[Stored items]
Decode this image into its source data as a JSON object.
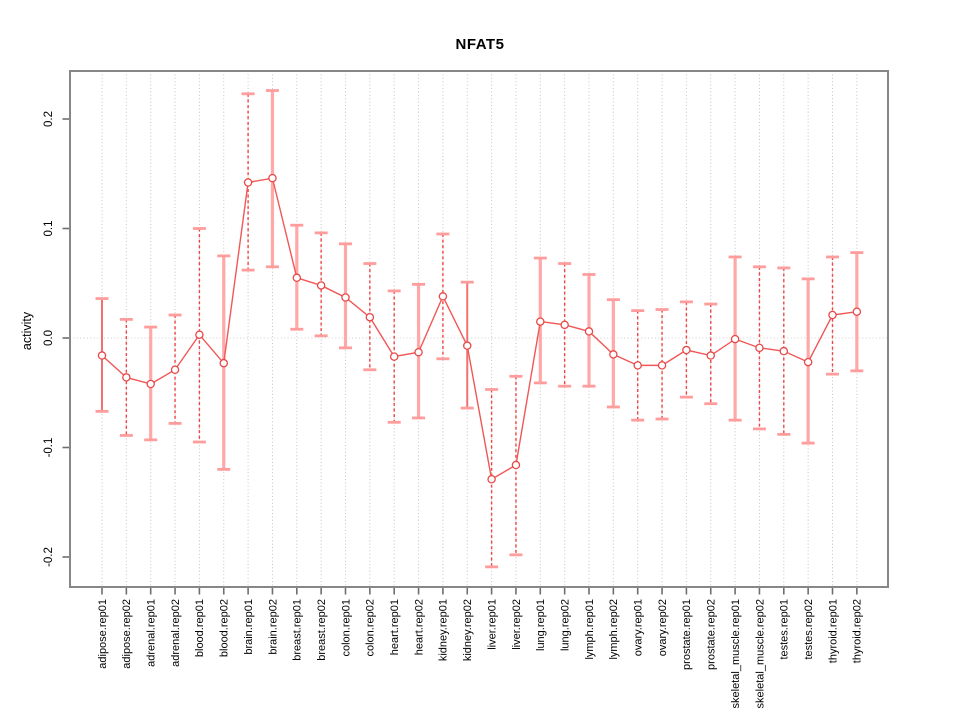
{
  "chart_data": {
    "type": "scatter",
    "title": "NFAT5",
    "xlabel": "",
    "ylabel": "activity",
    "ylim": [
      -0.228,
      0.244
    ],
    "grid": "vertical dotted gridlines at every category; dotted horizontal line at zero; no legend",
    "y_ticks": [
      {
        "label": "0.2",
        "value": 0.2
      },
      {
        "label": "0.1",
        "value": 0.1
      },
      {
        "label": "0.0",
        "value": 0.0
      },
      {
        "label": "-0.1",
        "value": -0.1
      },
      {
        "label": "-0.2",
        "value": -0.2
      }
    ],
    "categories": [
      "adipose.rep01",
      "adipose.rep02",
      "adrenal.rep01",
      "adrenal.rep02",
      "blood.rep01",
      "blood.rep02",
      "brain.rep01",
      "brain.rep02",
      "breast.rep01",
      "breast.rep02",
      "colon.rep01",
      "colon.rep02",
      "heart.rep01",
      "heart.rep02",
      "kidney.rep01",
      "kidney.rep02",
      "liver.rep01",
      "liver.rep02",
      "lung.rep01",
      "lung.rep02",
      "lymph.rep01",
      "lymph.rep02",
      "ovary.rep01",
      "ovary.rep02",
      "prostate.rep01",
      "prostate.rep02",
      "skeletal_muscle.rep01",
      "skeletal_muscle.rep02",
      "testes.rep01",
      "testes.rep02",
      "thyroid.rep01",
      "thyroid.rep02"
    ],
    "series": [
      {
        "name": "activity",
        "values": [
          -0.016,
          -0.036,
          -0.042,
          -0.029,
          0.003,
          -0.023,
          0.142,
          0.146,
          0.055,
          0.048,
          0.037,
          0.019,
          -0.017,
          -0.013,
          0.038,
          -0.007,
          -0.129,
          -0.116,
          0.015,
          0.012,
          0.006,
          -0.015,
          -0.025,
          -0.025,
          -0.011,
          -0.016,
          -0.001,
          -0.009,
          -0.012,
          -0.022,
          0.021,
          0.024
        ],
        "ci_high": [
          0.036,
          0.017,
          0.01,
          0.021,
          0.1,
          0.075,
          0.223,
          0.226,
          0.103,
          0.096,
          0.086,
          0.068,
          0.043,
          0.049,
          0.095,
          0.051,
          -0.047,
          -0.035,
          0.073,
          0.068,
          0.058,
          0.035,
          0.025,
          0.026,
          0.033,
          0.031,
          0.074,
          0.065,
          0.064,
          0.054,
          0.074,
          0.078
        ],
        "ci_low": [
          -0.067,
          -0.089,
          -0.093,
          -0.078,
          -0.095,
          -0.12,
          0.062,
          0.065,
          0.008,
          0.002,
          -0.009,
          -0.029,
          -0.077,
          -0.073,
          -0.019,
          -0.064,
          -0.209,
          -0.198,
          -0.041,
          -0.044,
          -0.044,
          -0.063,
          -0.075,
          -0.074,
          -0.054,
          -0.06,
          -0.075,
          -0.083,
          -0.088,
          -0.096,
          -0.033,
          -0.03
        ],
        "bar_styles": [
          "thin",
          "dashed",
          "thick",
          "dashed",
          "dashed",
          "thick",
          "dashed",
          "thick",
          "thick",
          "dashed",
          "thick",
          "dashed",
          "dashed",
          "thick",
          "dashed",
          "thin",
          "dashed",
          "dashed",
          "thick",
          "dashed",
          "thick",
          "thick",
          "dashed",
          "dashed",
          "dashed",
          "dashed",
          "thick",
          "dashed",
          "dashed",
          "thick",
          "dashed",
          "thick"
        ]
      }
    ],
    "colors": {
      "point_stroke": "#e64949",
      "point_fill": "#ffffff",
      "series_line": "#f15757",
      "dashed_bar": "#ef4545",
      "thick_bar": "#ffa8a8",
      "thin_bar": "#f37070",
      "bar_cap": "#ff9d9d",
      "frame": "#878787",
      "grid": "#c4c4c4",
      "zero_line": "#cfcfcf",
      "axis_tick": "#6e6e6e",
      "tick_label": "#000000"
    }
  }
}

### Task objective
Write the records out again in full, exactly, and skip every picture.

### Solution to this task
Decode this image into its source data as a JSON object.
{
  "chart_data": {
    "type": "scatter",
    "title": "NFAT5",
    "xlabel": "",
    "ylabel": "activity",
    "ylim": [
      -0.228,
      0.244
    ],
    "grid": "vertical dotted gridlines at every category; dotted horizontal line at zero; no legend",
    "y_ticks": [
      {
        "label": "0.2",
        "value": 0.2
      },
      {
        "label": "0.1",
        "value": 0.1
      },
      {
        "label": "0.0",
        "value": 0.0
      },
      {
        "label": "-0.1",
        "value": -0.1
      },
      {
        "label": "-0.2",
        "value": -0.2
      }
    ],
    "categories": [
      "adipose.rep01",
      "adipose.rep02",
      "adrenal.rep01",
      "adrenal.rep02",
      "blood.rep01",
      "blood.rep02",
      "brain.rep01",
      "brain.rep02",
      "breast.rep01",
      "breast.rep02",
      "colon.rep01",
      "colon.rep02",
      "heart.rep01",
      "heart.rep02",
      "kidney.rep01",
      "kidney.rep02",
      "liver.rep01",
      "liver.rep02",
      "lung.rep01",
      "lung.rep02",
      "lymph.rep01",
      "lymph.rep02",
      "ovary.rep01",
      "ovary.rep02",
      "prostate.rep01",
      "prostate.rep02",
      "skeletal_muscle.rep01",
      "skeletal_muscle.rep02",
      "testes.rep01",
      "testes.rep02",
      "thyroid.rep01",
      "thyroid.rep02"
    ],
    "series": [
      {
        "name": "activity",
        "values": [
          -0.016,
          -0.036,
          -0.042,
          -0.029,
          0.003,
          -0.023,
          0.142,
          0.146,
          0.055,
          0.048,
          0.037,
          0.019,
          -0.017,
          -0.013,
          0.038,
          -0.007,
          -0.129,
          -0.116,
          0.015,
          0.012,
          0.006,
          -0.015,
          -0.025,
          -0.025,
          -0.011,
          -0.016,
          -0.001,
          -0.009,
          -0.012,
          -0.022,
          0.021,
          0.024
        ],
        "ci_high": [
          0.036,
          0.017,
          0.01,
          0.021,
          0.1,
          0.075,
          0.223,
          0.226,
          0.103,
          0.096,
          0.086,
          0.068,
          0.043,
          0.049,
          0.095,
          0.051,
          -0.047,
          -0.035,
          0.073,
          0.068,
          0.058,
          0.035,
          0.025,
          0.026,
          0.033,
          0.031,
          0.074,
          0.065,
          0.064,
          0.054,
          0.074,
          0.078
        ],
        "ci_low": [
          -0.067,
          -0.089,
          -0.093,
          -0.078,
          -0.095,
          -0.12,
          0.062,
          0.065,
          0.008,
          0.002,
          -0.009,
          -0.029,
          -0.077,
          -0.073,
          -0.019,
          -0.064,
          -0.209,
          -0.198,
          -0.041,
          -0.044,
          -0.044,
          -0.063,
          -0.075,
          -0.074,
          -0.054,
          -0.06,
          -0.075,
          -0.083,
          -0.088,
          -0.096,
          -0.033,
          -0.03
        ],
        "bar_styles": [
          "thin",
          "dashed",
          "thick",
          "dashed",
          "dashed",
          "thick",
          "dashed",
          "thick",
          "thick",
          "dashed",
          "thick",
          "dashed",
          "dashed",
          "thick",
          "dashed",
          "thin",
          "dashed",
          "dashed",
          "thick",
          "dashed",
          "thick",
          "thick",
          "dashed",
          "dashed",
          "dashed",
          "dashed",
          "thick",
          "dashed",
          "dashed",
          "thick",
          "dashed",
          "thick"
        ]
      }
    ],
    "colors": {
      "point_stroke": "#e64949",
      "point_fill": "#ffffff",
      "series_line": "#f15757",
      "dashed_bar": "#ef4545",
      "thick_bar": "#ffa8a8",
      "thin_bar": "#f37070",
      "bar_cap": "#ff9d9d",
      "frame": "#878787",
      "grid": "#c4c4c4",
      "zero_line": "#cfcfcf",
      "axis_tick": "#6e6e6e",
      "tick_label": "#000000"
    }
  }
}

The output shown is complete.